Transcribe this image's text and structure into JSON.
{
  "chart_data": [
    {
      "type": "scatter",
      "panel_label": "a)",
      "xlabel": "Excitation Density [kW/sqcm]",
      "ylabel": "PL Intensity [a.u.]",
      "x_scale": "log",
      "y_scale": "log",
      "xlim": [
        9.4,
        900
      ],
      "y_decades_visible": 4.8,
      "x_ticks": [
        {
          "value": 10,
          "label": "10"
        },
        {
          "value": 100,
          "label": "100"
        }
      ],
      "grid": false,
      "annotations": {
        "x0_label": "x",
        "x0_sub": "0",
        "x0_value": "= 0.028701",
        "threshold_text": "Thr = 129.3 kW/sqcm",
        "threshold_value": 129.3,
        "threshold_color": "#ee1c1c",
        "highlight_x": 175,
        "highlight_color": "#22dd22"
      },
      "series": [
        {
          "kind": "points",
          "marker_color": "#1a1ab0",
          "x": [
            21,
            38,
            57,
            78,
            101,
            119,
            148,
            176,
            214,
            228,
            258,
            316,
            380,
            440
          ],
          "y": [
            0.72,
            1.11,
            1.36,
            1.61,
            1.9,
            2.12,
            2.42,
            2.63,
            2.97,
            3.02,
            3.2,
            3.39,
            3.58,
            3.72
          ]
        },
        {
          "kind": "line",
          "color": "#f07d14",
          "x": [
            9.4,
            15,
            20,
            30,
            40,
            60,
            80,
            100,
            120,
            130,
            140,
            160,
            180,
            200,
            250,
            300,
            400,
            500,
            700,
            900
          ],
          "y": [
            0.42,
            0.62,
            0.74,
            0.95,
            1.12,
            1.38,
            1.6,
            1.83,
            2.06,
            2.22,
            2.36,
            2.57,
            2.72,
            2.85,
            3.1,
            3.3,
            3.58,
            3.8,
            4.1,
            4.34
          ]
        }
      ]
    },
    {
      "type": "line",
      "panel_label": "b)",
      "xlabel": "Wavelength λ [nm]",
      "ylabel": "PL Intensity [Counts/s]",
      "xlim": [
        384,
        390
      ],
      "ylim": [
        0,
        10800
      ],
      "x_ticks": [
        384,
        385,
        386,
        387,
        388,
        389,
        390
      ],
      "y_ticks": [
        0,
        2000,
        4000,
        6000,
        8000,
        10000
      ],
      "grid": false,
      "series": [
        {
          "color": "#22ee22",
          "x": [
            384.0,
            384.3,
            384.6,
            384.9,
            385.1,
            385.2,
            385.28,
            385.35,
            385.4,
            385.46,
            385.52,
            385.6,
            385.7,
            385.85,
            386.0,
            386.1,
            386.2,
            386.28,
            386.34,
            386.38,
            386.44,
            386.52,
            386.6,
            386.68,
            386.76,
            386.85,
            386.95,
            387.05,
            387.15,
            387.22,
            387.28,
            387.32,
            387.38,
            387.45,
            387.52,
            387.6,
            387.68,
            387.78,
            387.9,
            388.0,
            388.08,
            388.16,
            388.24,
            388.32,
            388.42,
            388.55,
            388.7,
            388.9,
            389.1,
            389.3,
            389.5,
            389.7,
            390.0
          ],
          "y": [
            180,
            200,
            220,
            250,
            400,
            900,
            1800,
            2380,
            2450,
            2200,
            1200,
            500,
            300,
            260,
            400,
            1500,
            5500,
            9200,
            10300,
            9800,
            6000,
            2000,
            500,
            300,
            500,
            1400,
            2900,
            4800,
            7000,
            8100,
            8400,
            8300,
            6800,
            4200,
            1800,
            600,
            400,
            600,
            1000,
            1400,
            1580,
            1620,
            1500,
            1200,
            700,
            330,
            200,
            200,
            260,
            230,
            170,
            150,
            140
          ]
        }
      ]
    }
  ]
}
####
SET PROBLEM - Retype every record above exactly as written.

RESULT BELOW -
Transcribe this image's text and structure into JSON.
{
  "chart_data": [
    {
      "type": "scatter",
      "panel_label": "a)",
      "xlabel": "Excitation Density [kW/sqcm]",
      "ylabel": "PL Intensity [a.u.]",
      "x_scale": "log",
      "y_scale": "log",
      "xlim": [
        9.4,
        900
      ],
      "y_decades_visible": 4.8,
      "x_ticks": [
        {
          "value": 10,
          "label": "10"
        },
        {
          "value": 100,
          "label": "100"
        }
      ],
      "grid": false,
      "annotations": {
        "x0_label": "x",
        "x0_sub": "0",
        "x0_value": "= 0.028701",
        "threshold_text": "Thr = 129.3 kW/sqcm",
        "threshold_value": 129.3,
        "threshold_color": "#ee1c1c",
        "highlight_x": 175,
        "highlight_color": "#22dd22"
      },
      "series": [
        {
          "kind": "points",
          "marker_color": "#1a1ab0",
          "x": [
            21,
            38,
            57,
            78,
            101,
            119,
            148,
            176,
            214,
            228,
            258,
            316,
            380,
            440
          ],
          "y": [
            0.72,
            1.11,
            1.36,
            1.61,
            1.9,
            2.12,
            2.42,
            2.63,
            2.97,
            3.02,
            3.2,
            3.39,
            3.58,
            3.72
          ]
        },
        {
          "kind": "line",
          "color": "#f07d14",
          "x": [
            9.4,
            15,
            20,
            30,
            40,
            60,
            80,
            100,
            120,
            130,
            140,
            160,
            180,
            200,
            250,
            300,
            400,
            500,
            700,
            900
          ],
          "y": [
            0.42,
            0.62,
            0.74,
            0.95,
            1.12,
            1.38,
            1.6,
            1.83,
            2.06,
            2.22,
            2.36,
            2.57,
            2.72,
            2.85,
            3.1,
            3.3,
            3.58,
            3.8,
            4.1,
            4.34
          ]
        }
      ]
    },
    {
      "type": "line",
      "panel_label": "b)",
      "xlabel": "Wavelength λ [nm]",
      "ylabel": "PL Intensity [Counts/s]",
      "xlim": [
        384,
        390
      ],
      "ylim": [
        0,
        10800
      ],
      "x_ticks": [
        384,
        385,
        386,
        387,
        388,
        389,
        390
      ],
      "y_ticks": [
        0,
        2000,
        4000,
        6000,
        8000,
        10000
      ],
      "grid": false,
      "series": [
        {
          "color": "#22ee22",
          "x": [
            384.0,
            384.3,
            384.6,
            384.9,
            385.1,
            385.2,
            385.28,
            385.35,
            385.4,
            385.46,
            385.52,
            385.6,
            385.7,
            385.85,
            386.0,
            386.1,
            386.2,
            386.28,
            386.34,
            386.38,
            386.44,
            386.52,
            386.6,
            386.68,
            386.76,
            386.85,
            386.95,
            387.05,
            387.15,
            387.22,
            387.28,
            387.32,
            387.38,
            387.45,
            387.52,
            387.6,
            387.68,
            387.78,
            387.9,
            388.0,
            388.08,
            388.16,
            388.24,
            388.32,
            388.42,
            388.55,
            388.7,
            388.9,
            389.1,
            389.3,
            389.5,
            389.7,
            390.0
          ],
          "y": [
            180,
            200,
            220,
            250,
            400,
            900,
            1800,
            2380,
            2450,
            2200,
            1200,
            500,
            300,
            260,
            400,
            1500,
            5500,
            9200,
            10300,
            9800,
            6000,
            2000,
            500,
            300,
            500,
            1400,
            2900,
            4800,
            7000,
            8100,
            8400,
            8300,
            6800,
            4200,
            1800,
            600,
            400,
            600,
            1000,
            1400,
            1580,
            1620,
            1500,
            1200,
            700,
            330,
            200,
            200,
            260,
            230,
            170,
            150,
            140
          ]
        }
      ]
    }
  ]
}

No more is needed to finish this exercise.